◆ **DATA TO PROCESS**:

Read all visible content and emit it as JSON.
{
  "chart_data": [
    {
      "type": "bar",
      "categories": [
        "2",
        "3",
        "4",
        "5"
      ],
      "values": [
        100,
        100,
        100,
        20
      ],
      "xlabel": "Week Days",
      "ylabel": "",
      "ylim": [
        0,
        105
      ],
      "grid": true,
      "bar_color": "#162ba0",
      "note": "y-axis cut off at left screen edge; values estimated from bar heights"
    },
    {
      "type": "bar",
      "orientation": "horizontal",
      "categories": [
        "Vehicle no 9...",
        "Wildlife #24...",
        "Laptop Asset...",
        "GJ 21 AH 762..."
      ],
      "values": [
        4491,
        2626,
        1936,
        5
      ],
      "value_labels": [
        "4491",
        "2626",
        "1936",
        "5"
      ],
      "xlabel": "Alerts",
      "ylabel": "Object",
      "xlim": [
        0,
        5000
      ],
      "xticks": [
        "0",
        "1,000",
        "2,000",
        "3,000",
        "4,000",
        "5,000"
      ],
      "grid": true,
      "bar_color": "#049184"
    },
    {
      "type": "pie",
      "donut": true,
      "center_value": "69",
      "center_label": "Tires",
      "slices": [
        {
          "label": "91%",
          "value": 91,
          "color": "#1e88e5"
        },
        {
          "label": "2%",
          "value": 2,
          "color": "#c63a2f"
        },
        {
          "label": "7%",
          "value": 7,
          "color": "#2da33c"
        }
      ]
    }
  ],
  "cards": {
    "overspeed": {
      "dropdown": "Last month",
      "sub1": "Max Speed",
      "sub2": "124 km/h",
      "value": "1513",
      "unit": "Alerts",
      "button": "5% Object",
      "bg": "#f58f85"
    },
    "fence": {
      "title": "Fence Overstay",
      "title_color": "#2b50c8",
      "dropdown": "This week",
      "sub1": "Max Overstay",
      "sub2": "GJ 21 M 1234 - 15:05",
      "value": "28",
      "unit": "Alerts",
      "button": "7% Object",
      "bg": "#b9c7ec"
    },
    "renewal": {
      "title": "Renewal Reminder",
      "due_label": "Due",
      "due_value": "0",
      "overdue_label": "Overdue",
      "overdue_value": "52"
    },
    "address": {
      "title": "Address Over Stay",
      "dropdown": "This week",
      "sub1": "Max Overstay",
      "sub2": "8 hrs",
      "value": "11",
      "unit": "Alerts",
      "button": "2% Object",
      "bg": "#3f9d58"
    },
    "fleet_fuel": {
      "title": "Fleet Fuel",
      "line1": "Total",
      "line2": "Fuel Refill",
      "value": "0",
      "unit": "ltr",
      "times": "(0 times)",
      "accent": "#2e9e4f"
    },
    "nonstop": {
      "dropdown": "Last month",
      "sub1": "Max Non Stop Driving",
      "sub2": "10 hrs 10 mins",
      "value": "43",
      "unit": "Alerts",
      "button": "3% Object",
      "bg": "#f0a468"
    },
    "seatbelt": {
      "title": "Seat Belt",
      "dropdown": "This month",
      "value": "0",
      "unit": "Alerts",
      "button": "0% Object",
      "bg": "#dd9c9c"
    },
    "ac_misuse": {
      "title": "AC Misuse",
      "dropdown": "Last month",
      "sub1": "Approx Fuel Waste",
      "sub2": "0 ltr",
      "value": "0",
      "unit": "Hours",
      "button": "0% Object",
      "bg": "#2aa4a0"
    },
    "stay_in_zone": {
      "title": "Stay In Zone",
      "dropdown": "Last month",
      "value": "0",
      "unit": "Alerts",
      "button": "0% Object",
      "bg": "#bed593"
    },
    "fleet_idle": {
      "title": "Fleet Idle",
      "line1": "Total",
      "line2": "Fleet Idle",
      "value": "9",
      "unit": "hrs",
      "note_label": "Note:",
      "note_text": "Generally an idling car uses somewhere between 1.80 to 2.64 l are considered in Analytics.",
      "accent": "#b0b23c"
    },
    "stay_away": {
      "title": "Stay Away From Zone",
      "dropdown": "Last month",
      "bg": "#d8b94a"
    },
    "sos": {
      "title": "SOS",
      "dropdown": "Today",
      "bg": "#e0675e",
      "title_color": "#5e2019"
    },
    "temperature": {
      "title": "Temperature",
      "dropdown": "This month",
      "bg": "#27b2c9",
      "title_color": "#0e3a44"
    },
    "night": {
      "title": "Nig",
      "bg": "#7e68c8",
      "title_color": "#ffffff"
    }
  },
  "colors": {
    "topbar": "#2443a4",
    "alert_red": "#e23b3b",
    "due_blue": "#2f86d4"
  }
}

...

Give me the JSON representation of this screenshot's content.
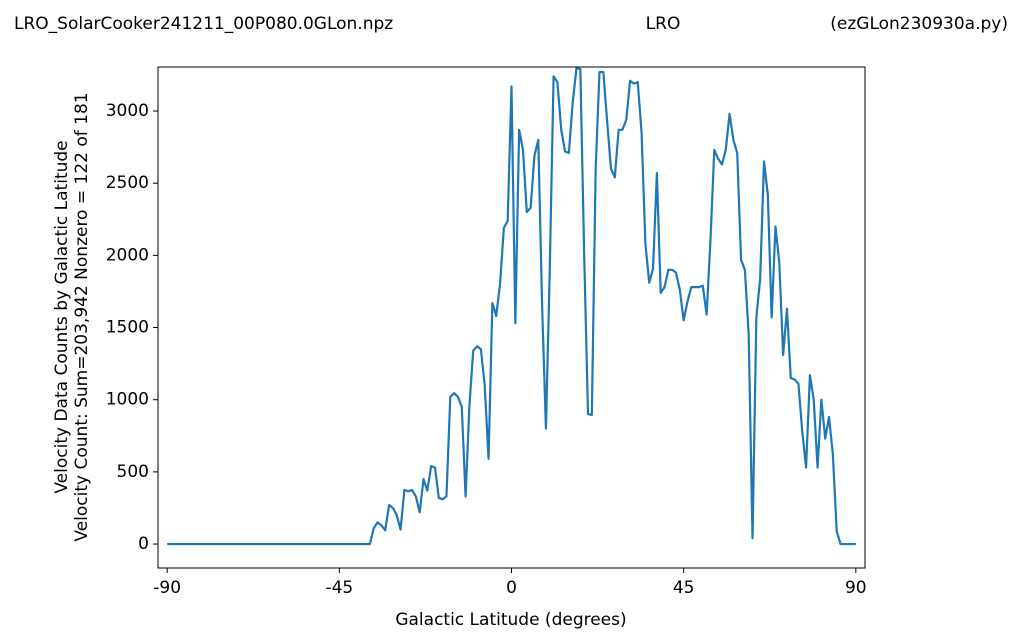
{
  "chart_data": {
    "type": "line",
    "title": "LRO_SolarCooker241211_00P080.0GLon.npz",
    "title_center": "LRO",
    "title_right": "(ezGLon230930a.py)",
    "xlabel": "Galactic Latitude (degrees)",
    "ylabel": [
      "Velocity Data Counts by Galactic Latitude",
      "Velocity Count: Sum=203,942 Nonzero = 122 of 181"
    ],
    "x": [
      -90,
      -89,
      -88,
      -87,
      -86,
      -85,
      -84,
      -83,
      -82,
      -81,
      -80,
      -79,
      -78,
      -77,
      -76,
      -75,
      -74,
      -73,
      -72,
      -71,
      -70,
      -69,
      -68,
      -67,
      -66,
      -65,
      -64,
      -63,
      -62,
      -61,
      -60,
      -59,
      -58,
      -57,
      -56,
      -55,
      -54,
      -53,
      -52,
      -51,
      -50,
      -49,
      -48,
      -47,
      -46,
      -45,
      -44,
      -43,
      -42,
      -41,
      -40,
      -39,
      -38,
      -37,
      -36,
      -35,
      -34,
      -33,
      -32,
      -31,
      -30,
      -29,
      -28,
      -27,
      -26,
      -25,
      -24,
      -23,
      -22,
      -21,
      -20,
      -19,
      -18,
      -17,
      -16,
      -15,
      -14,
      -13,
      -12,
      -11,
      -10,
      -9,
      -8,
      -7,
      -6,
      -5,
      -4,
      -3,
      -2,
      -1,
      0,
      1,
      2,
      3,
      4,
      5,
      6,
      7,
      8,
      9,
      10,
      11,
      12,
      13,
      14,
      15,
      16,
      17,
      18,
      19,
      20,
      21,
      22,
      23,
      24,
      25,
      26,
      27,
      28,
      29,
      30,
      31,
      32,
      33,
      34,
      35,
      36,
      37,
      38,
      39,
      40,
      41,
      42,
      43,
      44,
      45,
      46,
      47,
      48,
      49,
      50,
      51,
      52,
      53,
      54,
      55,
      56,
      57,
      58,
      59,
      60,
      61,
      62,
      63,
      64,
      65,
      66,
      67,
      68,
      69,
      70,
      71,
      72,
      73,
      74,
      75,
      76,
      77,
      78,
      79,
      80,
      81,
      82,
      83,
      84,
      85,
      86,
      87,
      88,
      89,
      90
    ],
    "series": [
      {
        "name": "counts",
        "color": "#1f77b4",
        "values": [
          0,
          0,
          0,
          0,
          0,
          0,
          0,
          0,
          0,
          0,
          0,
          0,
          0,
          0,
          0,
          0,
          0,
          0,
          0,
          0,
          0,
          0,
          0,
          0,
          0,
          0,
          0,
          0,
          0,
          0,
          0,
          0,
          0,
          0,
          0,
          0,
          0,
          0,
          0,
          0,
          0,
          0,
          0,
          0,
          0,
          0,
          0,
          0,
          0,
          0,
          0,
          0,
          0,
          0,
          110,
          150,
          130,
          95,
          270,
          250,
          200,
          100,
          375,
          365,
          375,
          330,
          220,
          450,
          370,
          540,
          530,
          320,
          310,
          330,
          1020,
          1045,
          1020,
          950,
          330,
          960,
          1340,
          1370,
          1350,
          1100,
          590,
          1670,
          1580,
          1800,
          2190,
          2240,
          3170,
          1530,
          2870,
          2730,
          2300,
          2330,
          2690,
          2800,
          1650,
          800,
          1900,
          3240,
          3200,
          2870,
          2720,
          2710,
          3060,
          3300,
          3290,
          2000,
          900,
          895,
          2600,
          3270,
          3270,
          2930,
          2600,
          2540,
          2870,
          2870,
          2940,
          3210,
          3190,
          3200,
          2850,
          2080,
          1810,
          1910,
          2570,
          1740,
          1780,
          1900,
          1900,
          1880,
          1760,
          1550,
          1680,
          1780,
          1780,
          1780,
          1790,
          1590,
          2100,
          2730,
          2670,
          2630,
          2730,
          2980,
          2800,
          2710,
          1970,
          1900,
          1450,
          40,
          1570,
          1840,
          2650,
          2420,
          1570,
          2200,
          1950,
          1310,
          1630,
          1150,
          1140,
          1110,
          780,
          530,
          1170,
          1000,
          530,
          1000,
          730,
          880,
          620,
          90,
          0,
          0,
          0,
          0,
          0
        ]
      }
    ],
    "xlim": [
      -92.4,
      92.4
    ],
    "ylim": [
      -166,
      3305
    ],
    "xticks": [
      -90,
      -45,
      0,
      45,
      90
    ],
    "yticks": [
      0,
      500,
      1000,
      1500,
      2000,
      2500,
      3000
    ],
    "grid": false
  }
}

◆ **WHAT IS BEING ASKED**: Identify each line in the entries with the word "content" and copy it.

◆ **RESULT**:
Read all visible content and emit it as JSON.
Give me the JSON representation of this screenshot's content.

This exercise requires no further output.